━━━━━ Working data ━━━━━

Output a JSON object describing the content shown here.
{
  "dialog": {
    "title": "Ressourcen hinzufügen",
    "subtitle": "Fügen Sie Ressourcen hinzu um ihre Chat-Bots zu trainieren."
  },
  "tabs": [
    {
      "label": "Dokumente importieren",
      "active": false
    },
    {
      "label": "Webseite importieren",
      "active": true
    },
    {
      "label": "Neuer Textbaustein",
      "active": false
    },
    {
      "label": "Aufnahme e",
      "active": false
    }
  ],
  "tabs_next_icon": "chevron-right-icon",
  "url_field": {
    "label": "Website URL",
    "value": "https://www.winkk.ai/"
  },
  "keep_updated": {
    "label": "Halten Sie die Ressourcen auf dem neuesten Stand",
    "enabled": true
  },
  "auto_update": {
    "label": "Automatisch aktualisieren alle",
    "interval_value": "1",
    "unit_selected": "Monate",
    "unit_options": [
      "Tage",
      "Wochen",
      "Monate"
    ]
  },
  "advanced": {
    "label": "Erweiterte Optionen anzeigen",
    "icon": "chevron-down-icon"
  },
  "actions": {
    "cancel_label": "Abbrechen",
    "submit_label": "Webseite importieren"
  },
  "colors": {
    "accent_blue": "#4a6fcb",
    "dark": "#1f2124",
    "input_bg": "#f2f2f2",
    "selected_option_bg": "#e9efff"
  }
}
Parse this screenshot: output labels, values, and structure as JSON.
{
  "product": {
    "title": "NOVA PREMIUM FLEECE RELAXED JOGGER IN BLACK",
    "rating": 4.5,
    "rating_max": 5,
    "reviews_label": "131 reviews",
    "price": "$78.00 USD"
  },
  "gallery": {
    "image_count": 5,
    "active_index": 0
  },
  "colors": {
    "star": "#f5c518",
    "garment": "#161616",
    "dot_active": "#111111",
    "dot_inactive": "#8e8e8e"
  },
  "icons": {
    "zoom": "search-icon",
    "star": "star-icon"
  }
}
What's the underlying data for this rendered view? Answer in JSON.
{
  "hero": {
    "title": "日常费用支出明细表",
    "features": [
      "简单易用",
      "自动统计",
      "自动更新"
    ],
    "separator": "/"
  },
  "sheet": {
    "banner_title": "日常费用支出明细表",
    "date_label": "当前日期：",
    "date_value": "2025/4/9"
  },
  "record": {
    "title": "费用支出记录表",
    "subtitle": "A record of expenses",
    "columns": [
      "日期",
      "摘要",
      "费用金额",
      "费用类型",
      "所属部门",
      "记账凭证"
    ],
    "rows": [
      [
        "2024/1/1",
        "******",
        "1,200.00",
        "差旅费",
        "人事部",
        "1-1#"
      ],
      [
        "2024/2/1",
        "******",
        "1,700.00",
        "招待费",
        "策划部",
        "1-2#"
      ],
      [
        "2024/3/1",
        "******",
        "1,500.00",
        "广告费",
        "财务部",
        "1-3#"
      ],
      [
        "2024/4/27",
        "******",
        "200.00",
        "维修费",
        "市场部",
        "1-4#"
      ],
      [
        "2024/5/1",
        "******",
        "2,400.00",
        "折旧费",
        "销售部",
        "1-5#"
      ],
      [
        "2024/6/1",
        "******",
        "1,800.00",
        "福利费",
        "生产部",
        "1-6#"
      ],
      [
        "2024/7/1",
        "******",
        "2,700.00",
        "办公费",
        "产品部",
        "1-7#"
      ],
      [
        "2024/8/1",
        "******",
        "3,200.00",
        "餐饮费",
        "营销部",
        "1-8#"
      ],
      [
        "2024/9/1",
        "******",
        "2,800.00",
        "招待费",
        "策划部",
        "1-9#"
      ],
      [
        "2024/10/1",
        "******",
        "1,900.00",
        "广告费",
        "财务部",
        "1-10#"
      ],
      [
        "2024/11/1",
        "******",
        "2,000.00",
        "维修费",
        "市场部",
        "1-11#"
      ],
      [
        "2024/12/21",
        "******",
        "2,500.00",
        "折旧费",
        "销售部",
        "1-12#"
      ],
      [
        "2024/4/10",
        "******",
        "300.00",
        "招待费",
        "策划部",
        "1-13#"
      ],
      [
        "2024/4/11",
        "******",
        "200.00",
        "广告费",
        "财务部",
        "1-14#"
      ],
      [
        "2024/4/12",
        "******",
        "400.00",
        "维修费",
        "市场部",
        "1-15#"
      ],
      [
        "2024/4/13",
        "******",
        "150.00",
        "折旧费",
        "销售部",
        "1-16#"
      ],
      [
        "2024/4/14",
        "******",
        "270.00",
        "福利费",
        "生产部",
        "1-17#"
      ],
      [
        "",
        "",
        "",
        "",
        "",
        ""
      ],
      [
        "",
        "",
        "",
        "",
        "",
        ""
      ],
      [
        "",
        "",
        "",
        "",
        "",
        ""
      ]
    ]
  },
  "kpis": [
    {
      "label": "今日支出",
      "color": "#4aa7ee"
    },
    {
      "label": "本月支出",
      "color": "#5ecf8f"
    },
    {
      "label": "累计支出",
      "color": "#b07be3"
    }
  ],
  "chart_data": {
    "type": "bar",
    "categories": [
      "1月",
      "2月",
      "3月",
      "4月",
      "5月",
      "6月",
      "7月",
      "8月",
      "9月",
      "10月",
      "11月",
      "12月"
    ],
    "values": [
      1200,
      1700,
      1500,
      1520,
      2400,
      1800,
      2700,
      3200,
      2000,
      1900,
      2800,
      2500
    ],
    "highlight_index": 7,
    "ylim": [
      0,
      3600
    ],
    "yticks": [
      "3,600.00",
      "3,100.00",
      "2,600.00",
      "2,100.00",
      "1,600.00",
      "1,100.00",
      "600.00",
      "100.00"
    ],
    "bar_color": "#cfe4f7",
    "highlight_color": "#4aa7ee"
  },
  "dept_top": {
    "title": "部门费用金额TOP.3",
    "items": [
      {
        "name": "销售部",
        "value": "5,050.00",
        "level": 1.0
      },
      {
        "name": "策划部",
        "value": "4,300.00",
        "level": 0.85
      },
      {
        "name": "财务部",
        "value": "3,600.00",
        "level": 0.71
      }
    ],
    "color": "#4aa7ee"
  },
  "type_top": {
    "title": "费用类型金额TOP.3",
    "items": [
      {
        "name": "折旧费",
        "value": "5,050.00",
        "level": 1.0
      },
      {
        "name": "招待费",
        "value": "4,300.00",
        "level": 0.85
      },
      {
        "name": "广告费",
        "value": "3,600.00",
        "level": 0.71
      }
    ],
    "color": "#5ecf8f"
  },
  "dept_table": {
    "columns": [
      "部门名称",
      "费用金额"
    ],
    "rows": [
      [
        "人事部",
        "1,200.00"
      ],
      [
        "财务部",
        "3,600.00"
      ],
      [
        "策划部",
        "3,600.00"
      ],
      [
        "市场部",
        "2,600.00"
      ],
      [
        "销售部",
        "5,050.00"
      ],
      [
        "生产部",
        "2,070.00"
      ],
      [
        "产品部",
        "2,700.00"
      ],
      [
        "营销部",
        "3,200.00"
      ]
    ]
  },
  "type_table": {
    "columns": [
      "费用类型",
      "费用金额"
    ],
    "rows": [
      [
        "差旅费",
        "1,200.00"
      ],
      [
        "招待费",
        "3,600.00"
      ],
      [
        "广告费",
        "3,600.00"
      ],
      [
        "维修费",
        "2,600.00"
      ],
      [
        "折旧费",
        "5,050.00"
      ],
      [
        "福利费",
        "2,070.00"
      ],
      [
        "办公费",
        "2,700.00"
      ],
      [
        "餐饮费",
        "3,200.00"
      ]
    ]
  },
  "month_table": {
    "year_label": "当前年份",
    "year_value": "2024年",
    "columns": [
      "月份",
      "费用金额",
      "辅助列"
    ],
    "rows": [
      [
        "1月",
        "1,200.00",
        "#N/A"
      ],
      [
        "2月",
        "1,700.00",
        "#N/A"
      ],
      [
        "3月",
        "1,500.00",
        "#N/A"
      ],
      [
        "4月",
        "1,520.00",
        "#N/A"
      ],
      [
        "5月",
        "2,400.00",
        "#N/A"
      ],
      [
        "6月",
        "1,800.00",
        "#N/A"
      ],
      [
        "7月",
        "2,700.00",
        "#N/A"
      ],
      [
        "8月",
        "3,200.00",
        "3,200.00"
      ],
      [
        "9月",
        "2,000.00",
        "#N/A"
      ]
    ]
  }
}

━━━━━

Work to complete → Return every line from the records above that holds the word "日常费用支出明细表".

Completed exercise →
    "title": "日常费用支出明细表",
    "banner_title": "日常费用支出明细表",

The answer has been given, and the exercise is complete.